[Start of Source data]
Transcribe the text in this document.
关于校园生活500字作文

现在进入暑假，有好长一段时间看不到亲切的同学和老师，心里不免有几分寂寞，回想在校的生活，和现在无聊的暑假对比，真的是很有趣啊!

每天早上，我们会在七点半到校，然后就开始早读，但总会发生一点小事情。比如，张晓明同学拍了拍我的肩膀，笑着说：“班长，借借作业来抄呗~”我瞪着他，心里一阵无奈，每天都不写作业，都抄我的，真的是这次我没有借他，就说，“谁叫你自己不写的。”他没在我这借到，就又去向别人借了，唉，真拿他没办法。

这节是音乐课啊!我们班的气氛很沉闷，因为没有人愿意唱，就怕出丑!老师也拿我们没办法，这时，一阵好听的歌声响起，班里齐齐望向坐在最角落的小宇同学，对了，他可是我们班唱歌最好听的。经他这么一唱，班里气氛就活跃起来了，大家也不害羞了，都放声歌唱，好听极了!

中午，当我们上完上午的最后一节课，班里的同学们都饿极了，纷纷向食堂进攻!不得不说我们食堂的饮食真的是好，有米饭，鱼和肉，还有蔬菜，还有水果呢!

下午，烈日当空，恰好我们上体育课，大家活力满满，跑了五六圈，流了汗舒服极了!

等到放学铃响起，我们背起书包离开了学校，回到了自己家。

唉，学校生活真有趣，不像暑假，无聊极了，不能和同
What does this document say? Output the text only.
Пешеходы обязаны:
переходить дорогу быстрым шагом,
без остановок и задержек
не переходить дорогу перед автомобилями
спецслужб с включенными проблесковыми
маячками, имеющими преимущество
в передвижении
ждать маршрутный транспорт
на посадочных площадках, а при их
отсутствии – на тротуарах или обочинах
[End of Source data]
▶ _Exercise description_
Every line from the one containing "What does this" through the end of the data must be repeated exactly, and no other line.

▶ _Exercise output_
What does this document say? Output the text only.
Пешеходы обязаны:
переходить дорогу быстрым шагом,
без остановок и задержек
не переходить дорогу перед автомобилями
спецслужб с включенными проблесковыми
маячками, имеющими преимущество
в передвижении
ждать маршрутный транспорт
на посадочных площадках, а при их
отсутствии – на тротуарах или обочинах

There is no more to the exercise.